* [Selected excerpt]:
※ ※ ※

Don't worry I will slow down a bit to explain further. The 30-06 Springfield Ackley Improved will accept the standard 30-06 Springfield factory ammunition if you are careless enough to forget your ammo at home and have to search for factory ammo before you start your hunt. You can travel to any part of the world and find ammo for your Ackley Improved firearm if you locate its popular parent cartridge. I hope that's enough to show you the Ackley Improved cartridges are far more versatile and superior to the magnum rifle cartridges which can be hard to find in remote areas. With an Ackley Improved cartridge your hunt can be resurrected if you don't have the mind to remember your ammo!

Young new shooters are what the Ackley Improved cartridges need, learning reloading fundamentals are important to the shooting sport. If they don't want to reload, then buy factory ammo and save the cases for later in life.

※ ※ ※

* [Data segment]:
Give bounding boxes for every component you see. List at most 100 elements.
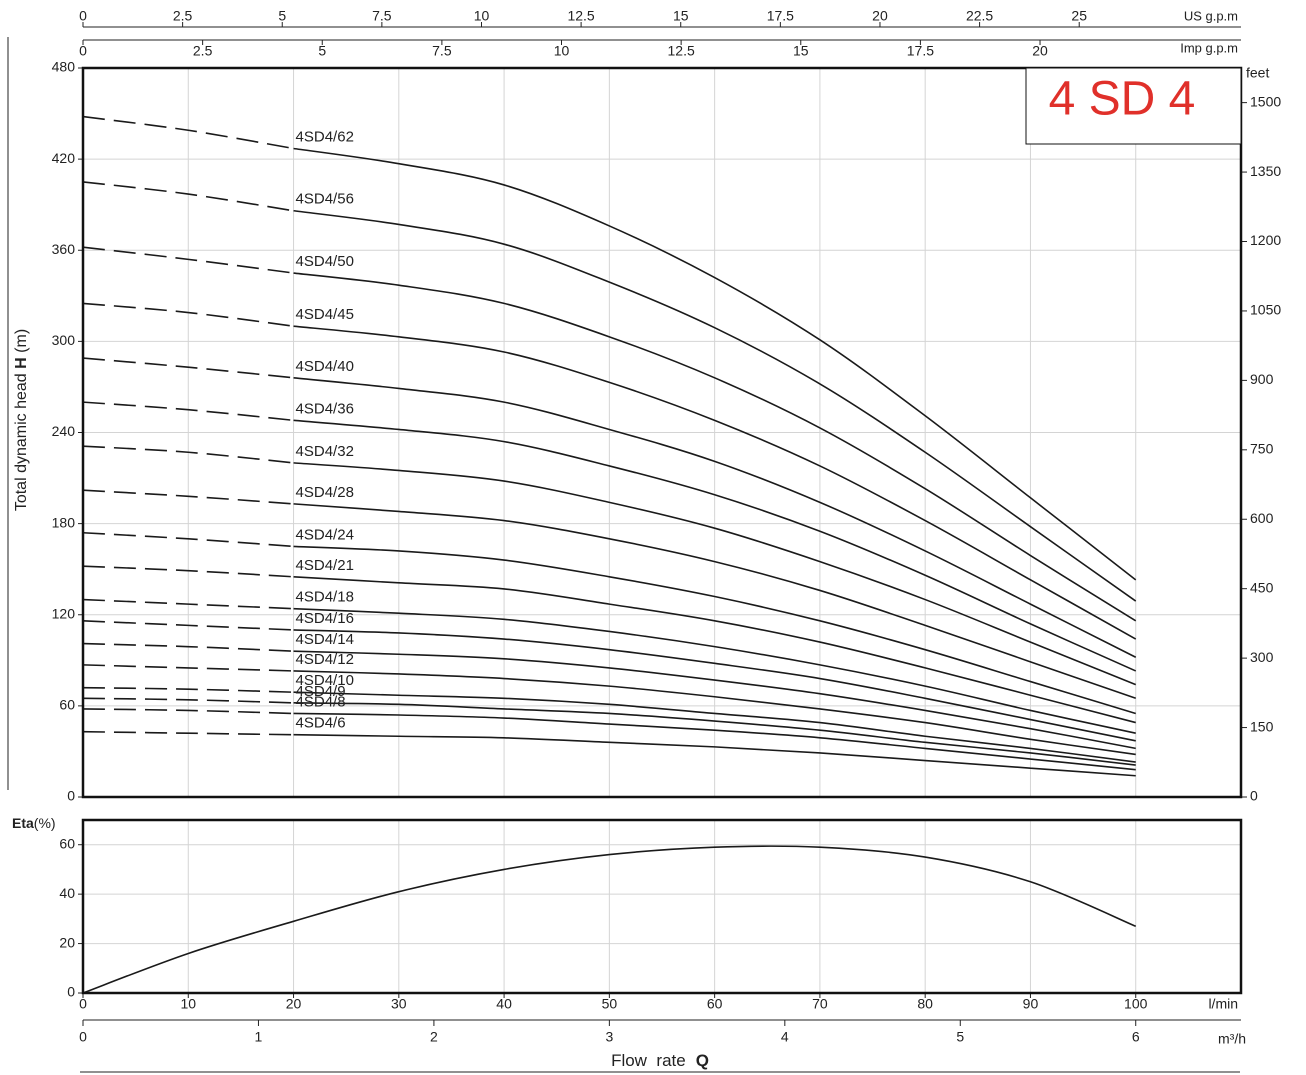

※ ※ ※

* [Exercise tasks]:
1) According to the Ackley Improved passage, what ammunition will the 30-06 Springfield Ackley Improved accept?
2) Copy the Ackley Improved passage word for word from "Young new shooters" to "later in life.".
3) In the Ackley Improved passage, list the first word of each sentence in the paragraph that begins "Don't worry".
The data is separate material and has no connection to the Ackley Improved passage.

* [Answers for the tasks]:
1) Standard 30-06 Springfield factory ammunition.

2)
Young new shooters are what the Ackley Improved cartridges need, learning reloading fundamentals are important to the shooting sport. If they don't want to reload, then buy factory ammo and save the cases for later in life.

3)
Don't
The
You
I
With